TASK DETAILS:
Each entry has to be copied exactly, with nothing missed.

Rows from a dataset
# # #

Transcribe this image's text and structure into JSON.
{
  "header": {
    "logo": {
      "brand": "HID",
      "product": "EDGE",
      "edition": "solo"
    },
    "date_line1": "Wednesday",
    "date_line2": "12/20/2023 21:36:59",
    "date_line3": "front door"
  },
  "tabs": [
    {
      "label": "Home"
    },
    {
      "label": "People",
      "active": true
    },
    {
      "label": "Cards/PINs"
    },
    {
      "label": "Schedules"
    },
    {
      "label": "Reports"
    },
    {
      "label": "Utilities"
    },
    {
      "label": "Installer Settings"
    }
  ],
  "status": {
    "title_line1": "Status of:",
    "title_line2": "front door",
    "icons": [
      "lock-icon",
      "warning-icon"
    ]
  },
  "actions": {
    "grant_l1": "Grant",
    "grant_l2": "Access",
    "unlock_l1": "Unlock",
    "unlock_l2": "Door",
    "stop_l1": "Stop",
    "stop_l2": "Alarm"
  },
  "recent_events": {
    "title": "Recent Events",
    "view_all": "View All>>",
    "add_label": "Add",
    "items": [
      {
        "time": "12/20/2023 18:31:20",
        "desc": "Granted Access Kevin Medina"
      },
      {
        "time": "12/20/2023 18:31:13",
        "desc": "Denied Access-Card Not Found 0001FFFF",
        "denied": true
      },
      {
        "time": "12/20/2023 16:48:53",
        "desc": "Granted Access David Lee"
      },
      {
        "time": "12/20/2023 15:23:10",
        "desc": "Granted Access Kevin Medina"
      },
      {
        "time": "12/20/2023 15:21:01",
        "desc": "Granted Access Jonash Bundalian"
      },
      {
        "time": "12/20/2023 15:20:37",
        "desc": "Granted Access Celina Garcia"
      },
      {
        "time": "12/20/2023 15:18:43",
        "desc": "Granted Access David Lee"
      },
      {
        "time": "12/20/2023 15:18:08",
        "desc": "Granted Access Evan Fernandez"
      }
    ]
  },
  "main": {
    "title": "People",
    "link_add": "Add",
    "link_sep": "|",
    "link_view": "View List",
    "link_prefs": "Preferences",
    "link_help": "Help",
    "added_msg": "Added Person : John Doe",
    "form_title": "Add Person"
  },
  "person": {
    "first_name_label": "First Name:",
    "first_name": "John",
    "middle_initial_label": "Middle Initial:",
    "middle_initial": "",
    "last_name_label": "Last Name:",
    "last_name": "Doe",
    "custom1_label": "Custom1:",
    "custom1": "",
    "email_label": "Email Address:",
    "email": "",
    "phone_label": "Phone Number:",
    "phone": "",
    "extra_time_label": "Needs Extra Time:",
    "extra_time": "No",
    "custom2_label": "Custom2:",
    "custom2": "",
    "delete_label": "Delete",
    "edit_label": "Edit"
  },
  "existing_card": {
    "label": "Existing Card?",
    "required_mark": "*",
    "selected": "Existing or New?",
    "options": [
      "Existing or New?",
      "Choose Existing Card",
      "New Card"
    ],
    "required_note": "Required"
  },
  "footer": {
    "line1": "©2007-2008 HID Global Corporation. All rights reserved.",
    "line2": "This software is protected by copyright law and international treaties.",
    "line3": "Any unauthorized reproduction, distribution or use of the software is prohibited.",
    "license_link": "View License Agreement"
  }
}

# # #

RESULT OF THIS EXERCISE:
Transcribe this image's text and structure into JSON.
{
  "header": {
    "logo": {
      "brand": "HID",
      "product": "EDGE",
      "edition": "solo"
    },
    "date_line1": "Wednesday",
    "date_line2": "12/20/2023 21:36:59",
    "date_line3": "front door"
  },
  "tabs": [
    {
      "label": "Home"
    },
    {
      "label": "People",
      "active": true
    },
    {
      "label": "Cards/PINs"
    },
    {
      "label": "Schedules"
    },
    {
      "label": "Reports"
    },
    {
      "label": "Utilities"
    },
    {
      "label": "Installer Settings"
    }
  ],
  "status": {
    "title_line1": "Status of:",
    "title_line2": "front door",
    "icons": [
      "lock-icon",
      "warning-icon"
    ]
  },
  "actions": {
    "grant_l1": "Grant",
    "grant_l2": "Access",
    "unlock_l1": "Unlock",
    "unlock_l2": "Door",
    "stop_l1": "Stop",
    "stop_l2": "Alarm"
  },
  "recent_events": {
    "title": "Recent Events",
    "view_all": "View All>>",
    "add_label": "Add",
    "items": [
      {
        "time": "12/20/2023 18:31:20",
        "desc": "Granted Access Kevin Medina"
      },
      {
        "time": "12/20/2023 18:31:13",
        "desc": "Denied Access-Card Not Found 0001FFFF",
        "denied": true
      },
      {
        "time": "12/20/2023 16:48:53",
        "desc": "Granted Access David Lee"
      },
      {
        "time": "12/20/2023 15:23:10",
        "desc": "Granted Access Kevin Medina"
      },
      {
        "time": "12/20/2023 15:21:01",
        "desc": "Granted Access Jonash Bundalian"
      },
      {
        "time": "12/20/2023 15:20:37",
        "desc": "Granted Access Celina Garcia"
      },
      {
        "time": "12/20/2023 15:18:43",
        "desc": "Granted Access David Lee"
      },
      {
        "time": "12/20/2023 15:18:08",
        "desc": "Granted Access Evan Fernandez"
      }
    ]
  },
  "main": {
    "title": "People",
    "link_add": "Add",
    "link_sep": "|",
    "link_view": "View List",
    "link_prefs": "Preferences",
    "link_help": "Help",
    "added_msg": "Added Person : John Doe",
    "form_title": "Add Person"
  },
  "person": {
    "first_name_label": "First Name:",
    "first_name": "John",
    "middle_initial_label": "Middle Initial:",
    "middle_initial": "",
    "last_name_label": "Last Name:",
    "last_name": "Doe",
    "custom1_label": "Custom1:",
    "custom1": "",
    "email_label": "Email Address:",
    "email": "",
    "phone_label": "Phone Number:",
    "phone": "",
    "extra_time_label": "Needs Extra Time:",
    "extra_time": "No",
    "custom2_label": "Custom2:",
    "custom2": "",
    "delete_label": "Delete",
    "edit_label": "Edit"
  },
  "existing_card": {
    "label": "Existing Card?",
    "required_mark": "*",
    "selected": "Existing or New?",
    "options": [
      "Existing or New?",
      "Choose Existing Card",
      "New Card"
    ],
    "required_note": "Required"
  },
  "footer": {
    "line1": "©2007-2008 HID Global Corporation. All rights reserved.",
    "line2": "This software is protected by copyright law and international treaties.",
    "line3": "Any unauthorized reproduction, distribution or use of the software is prohibited.",
    "license_link": "View License Agreement"
  }
}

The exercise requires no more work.